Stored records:
====

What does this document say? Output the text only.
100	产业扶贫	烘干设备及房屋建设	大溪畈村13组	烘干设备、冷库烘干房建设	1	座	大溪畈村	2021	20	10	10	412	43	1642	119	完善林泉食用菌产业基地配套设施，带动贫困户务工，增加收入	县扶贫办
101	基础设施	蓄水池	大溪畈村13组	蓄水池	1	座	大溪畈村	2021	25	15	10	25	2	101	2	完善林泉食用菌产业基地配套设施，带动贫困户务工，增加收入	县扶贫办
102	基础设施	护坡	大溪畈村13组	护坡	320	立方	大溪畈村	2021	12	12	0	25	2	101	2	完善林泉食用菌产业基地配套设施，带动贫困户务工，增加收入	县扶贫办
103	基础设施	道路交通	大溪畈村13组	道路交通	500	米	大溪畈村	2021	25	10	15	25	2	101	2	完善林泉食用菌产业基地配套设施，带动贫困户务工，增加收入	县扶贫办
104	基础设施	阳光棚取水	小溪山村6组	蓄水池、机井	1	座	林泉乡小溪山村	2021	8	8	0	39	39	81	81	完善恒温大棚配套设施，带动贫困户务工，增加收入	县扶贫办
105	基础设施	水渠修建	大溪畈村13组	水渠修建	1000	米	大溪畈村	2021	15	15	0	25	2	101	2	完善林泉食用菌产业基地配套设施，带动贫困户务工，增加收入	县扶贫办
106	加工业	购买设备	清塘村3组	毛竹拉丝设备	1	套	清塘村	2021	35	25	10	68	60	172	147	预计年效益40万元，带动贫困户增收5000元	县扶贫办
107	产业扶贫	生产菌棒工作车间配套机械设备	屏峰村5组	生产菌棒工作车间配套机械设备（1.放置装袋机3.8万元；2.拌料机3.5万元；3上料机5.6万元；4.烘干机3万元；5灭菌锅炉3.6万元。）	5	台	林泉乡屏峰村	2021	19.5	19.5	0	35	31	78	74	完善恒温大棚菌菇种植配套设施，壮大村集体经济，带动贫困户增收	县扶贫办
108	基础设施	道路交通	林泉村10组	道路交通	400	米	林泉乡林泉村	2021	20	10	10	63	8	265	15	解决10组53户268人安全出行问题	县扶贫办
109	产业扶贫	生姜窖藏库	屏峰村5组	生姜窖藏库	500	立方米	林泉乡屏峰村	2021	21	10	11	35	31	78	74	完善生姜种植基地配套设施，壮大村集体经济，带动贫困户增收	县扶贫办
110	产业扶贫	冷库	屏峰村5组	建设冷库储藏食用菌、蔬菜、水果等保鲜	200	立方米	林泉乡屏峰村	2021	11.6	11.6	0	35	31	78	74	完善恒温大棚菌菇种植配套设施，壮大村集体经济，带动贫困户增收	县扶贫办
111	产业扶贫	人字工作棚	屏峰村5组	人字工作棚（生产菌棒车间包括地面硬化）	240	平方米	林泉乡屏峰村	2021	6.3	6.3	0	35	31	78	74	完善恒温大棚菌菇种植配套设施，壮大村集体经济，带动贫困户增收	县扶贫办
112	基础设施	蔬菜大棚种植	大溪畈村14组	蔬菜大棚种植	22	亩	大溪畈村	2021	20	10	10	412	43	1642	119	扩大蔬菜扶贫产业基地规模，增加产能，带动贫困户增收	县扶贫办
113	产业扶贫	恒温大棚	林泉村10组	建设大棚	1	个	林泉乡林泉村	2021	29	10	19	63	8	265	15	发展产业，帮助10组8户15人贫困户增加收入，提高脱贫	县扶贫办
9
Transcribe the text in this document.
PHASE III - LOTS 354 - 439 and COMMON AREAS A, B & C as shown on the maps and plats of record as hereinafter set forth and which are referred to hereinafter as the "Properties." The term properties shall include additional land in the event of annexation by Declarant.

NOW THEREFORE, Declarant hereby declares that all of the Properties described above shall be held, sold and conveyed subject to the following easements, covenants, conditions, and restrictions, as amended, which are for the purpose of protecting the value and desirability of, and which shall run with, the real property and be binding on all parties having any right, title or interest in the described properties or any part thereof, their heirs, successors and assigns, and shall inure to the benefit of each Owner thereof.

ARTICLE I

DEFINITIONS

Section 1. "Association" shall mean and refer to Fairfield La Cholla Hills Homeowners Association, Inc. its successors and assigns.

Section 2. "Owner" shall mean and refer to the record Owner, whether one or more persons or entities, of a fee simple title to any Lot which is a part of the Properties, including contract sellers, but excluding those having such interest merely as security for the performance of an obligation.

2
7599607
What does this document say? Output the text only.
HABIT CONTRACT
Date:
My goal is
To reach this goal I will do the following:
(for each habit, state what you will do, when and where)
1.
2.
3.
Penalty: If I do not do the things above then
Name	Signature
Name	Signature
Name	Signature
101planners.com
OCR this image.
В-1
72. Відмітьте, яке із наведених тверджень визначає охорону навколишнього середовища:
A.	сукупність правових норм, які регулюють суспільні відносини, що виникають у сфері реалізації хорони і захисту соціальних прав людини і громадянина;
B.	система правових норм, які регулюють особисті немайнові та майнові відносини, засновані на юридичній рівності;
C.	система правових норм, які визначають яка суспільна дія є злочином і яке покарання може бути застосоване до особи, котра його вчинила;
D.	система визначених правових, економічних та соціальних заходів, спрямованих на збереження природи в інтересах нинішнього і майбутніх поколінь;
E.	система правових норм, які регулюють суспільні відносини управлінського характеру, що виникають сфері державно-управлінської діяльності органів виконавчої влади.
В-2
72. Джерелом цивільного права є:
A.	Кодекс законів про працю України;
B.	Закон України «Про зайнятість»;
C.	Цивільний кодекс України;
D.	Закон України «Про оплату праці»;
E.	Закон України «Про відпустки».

====

**Problem statement**
From the data above, copy out every line with the string "title" in it.

**Result below**
NOW THEREFORE, Declarant hereby declares that all of the Properties described above shall be held, sold and conveyed subject to the following easements, covenants, conditions, and restrictions, as amended, which are for the purpose of protecting the value and desirability of, and which shall run with, the real property and be binding on all parties having any right, title or interest in the described properties or any part thereof, their heirs, successors and assigns, and shall inure to the benefit of each Owner thereof.
Section 2. "Owner" shall mean and refer to the record Owner, whether one or more persons or entities, of a fee simple title to any Lot which is a part of the Properties, including contract sellers, but excluding those having such interest merely as security for the performance of an obligation.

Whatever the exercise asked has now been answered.